▸ Direction
Copy out each line below that has the word "quasi" in it.

▸ Data entries

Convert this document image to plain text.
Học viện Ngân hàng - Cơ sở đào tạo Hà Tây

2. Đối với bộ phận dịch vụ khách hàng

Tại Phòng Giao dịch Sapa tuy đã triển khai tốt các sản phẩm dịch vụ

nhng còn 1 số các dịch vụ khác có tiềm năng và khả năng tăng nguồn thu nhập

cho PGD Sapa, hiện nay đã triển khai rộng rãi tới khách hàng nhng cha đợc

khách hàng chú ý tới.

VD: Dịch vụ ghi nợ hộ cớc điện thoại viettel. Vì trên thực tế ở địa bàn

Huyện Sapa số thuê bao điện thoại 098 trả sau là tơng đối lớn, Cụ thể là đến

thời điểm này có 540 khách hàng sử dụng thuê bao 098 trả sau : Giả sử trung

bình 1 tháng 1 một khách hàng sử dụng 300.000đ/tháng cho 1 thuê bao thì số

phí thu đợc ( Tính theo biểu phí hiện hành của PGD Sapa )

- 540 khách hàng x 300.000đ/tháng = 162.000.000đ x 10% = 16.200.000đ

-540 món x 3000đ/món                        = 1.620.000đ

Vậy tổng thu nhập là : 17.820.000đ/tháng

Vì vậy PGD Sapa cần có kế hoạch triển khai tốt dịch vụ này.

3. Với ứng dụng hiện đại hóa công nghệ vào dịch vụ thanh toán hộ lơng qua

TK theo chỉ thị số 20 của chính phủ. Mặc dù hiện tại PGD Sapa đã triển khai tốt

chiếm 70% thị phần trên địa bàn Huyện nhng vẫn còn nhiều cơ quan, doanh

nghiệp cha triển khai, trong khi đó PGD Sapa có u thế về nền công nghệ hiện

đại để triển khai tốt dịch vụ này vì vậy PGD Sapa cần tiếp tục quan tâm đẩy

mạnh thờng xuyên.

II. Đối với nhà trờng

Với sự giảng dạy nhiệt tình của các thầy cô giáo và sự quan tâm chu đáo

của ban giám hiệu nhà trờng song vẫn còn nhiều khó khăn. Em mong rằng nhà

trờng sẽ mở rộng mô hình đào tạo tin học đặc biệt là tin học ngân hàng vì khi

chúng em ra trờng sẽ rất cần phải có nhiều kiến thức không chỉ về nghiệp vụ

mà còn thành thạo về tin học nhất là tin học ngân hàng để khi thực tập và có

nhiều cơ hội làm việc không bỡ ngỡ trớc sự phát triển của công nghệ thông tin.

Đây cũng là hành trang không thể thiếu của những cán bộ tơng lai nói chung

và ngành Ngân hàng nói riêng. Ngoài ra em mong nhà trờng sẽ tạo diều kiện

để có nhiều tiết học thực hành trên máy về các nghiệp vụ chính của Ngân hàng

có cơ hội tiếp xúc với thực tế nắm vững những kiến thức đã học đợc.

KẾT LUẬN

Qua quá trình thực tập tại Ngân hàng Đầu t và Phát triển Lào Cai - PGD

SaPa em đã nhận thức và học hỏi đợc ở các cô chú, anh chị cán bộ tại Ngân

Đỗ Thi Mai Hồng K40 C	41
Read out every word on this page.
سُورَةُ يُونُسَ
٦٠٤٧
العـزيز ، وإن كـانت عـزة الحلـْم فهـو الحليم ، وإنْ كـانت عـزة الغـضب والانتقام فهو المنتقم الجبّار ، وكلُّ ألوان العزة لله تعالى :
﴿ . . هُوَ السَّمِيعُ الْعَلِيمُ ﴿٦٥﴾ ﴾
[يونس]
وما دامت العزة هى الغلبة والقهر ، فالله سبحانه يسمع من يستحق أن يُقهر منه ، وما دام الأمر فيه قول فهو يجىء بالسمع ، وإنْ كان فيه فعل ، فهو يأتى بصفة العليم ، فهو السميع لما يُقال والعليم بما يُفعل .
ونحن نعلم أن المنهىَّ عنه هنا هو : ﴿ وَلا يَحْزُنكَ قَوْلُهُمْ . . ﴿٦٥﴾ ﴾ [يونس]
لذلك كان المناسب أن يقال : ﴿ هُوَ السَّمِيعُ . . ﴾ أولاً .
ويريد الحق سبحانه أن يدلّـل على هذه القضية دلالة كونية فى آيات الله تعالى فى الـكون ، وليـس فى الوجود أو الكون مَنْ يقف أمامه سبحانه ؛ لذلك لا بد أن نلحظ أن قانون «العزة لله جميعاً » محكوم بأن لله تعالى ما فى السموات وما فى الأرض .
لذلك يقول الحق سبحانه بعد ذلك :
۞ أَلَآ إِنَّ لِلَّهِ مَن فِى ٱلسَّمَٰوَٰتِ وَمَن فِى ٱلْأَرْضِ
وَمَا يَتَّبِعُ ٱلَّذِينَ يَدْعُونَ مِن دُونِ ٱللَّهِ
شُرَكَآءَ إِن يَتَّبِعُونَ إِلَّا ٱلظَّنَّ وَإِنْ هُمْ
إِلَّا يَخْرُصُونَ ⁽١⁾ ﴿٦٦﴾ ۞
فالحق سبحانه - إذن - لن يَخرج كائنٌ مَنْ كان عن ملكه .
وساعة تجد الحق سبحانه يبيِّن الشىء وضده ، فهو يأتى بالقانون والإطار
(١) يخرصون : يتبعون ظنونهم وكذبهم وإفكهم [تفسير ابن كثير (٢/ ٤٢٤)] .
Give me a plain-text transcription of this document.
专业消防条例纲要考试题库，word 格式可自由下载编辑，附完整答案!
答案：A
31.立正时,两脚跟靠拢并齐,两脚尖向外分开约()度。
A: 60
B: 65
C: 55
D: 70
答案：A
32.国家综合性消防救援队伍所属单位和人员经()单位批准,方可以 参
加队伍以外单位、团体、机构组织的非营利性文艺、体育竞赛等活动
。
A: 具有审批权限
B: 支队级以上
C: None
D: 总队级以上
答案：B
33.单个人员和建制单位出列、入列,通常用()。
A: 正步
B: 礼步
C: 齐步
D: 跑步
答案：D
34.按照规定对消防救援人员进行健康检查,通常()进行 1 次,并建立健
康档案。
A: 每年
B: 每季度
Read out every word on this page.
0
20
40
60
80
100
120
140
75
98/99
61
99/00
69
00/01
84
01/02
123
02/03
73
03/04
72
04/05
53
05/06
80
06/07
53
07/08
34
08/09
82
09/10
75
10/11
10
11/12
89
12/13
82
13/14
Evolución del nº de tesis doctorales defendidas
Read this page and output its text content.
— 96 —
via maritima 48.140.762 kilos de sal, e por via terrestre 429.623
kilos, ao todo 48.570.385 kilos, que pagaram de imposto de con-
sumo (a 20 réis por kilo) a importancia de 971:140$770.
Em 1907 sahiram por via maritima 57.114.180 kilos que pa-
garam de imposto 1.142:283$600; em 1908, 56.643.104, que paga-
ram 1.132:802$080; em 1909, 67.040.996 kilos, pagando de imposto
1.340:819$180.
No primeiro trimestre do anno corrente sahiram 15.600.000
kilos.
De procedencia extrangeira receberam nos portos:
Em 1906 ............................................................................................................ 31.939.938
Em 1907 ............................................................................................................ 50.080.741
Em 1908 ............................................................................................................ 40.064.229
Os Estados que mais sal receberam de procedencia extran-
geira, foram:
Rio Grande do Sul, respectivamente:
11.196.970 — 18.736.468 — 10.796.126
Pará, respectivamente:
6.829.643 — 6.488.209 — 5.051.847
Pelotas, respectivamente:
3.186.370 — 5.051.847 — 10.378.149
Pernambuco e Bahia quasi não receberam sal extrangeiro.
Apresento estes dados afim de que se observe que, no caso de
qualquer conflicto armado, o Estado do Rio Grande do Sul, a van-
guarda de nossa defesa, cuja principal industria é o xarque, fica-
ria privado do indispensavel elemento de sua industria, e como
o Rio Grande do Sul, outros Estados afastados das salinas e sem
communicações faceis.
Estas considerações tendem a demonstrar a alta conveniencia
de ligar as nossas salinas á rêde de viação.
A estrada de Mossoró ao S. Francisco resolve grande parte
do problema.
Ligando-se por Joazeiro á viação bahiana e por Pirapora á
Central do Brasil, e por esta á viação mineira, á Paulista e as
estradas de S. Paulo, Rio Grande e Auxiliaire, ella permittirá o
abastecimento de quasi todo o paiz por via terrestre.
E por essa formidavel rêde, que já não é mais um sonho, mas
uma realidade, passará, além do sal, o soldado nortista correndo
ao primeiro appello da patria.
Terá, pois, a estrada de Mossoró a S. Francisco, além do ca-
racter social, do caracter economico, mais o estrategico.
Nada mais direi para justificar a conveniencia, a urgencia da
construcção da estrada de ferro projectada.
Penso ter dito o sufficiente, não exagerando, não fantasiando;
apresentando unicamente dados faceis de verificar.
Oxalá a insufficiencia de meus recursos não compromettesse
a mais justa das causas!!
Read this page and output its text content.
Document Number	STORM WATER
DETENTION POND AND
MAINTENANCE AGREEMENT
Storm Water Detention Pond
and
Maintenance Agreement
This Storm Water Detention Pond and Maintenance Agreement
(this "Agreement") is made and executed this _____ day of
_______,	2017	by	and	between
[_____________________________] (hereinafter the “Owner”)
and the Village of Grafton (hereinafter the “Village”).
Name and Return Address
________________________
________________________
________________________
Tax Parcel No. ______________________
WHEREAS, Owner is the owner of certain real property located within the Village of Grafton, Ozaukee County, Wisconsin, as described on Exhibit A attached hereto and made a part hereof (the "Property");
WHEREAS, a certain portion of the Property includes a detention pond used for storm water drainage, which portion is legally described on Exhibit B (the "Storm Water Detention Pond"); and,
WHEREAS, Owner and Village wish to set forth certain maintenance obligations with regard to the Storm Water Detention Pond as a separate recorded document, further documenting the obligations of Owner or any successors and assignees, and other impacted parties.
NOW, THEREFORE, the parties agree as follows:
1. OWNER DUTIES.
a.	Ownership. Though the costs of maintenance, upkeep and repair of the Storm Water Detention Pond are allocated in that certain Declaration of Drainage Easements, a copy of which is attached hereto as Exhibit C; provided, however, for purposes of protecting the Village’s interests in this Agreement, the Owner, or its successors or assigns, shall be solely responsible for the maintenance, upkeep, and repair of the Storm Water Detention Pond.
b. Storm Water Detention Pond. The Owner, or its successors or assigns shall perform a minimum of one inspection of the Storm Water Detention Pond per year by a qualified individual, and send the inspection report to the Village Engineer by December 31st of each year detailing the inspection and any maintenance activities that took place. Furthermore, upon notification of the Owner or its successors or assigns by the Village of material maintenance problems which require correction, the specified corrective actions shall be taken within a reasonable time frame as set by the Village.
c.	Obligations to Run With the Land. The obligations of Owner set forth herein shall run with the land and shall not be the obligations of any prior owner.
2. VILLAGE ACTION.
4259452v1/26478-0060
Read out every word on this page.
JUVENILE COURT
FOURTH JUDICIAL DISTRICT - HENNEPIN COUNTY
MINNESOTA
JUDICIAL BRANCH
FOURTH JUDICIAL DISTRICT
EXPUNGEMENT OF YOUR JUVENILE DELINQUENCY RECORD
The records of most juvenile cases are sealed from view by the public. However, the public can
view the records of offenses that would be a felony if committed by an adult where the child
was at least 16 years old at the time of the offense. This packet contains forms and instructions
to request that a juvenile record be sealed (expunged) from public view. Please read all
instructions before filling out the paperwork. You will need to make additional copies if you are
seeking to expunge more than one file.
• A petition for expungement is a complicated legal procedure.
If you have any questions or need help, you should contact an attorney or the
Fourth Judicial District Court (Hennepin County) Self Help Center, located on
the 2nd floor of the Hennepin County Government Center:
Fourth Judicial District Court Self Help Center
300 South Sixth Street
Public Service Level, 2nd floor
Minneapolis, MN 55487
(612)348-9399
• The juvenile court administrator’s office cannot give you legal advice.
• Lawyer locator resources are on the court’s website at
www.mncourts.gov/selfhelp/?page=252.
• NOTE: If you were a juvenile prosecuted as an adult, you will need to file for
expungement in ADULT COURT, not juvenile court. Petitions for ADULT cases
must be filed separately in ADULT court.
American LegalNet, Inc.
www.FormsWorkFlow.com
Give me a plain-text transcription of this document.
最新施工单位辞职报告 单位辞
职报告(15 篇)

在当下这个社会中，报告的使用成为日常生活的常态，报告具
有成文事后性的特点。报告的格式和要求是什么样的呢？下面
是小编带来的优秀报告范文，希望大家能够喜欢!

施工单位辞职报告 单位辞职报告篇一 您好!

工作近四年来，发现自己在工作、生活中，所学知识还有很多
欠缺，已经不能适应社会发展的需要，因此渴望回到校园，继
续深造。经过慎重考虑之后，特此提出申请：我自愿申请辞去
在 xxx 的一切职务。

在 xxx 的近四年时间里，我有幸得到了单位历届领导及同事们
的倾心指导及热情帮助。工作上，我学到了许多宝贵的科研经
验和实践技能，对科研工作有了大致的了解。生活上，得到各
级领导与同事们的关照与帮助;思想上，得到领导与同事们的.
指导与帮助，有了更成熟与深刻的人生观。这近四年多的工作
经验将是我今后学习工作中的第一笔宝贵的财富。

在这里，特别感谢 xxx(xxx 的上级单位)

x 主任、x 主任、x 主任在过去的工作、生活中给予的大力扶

▸ Result
Pernambuco e Bahia quasi não receberam sal extrangeiro.
abastecimento de quasi todo o paiz por via terrestre.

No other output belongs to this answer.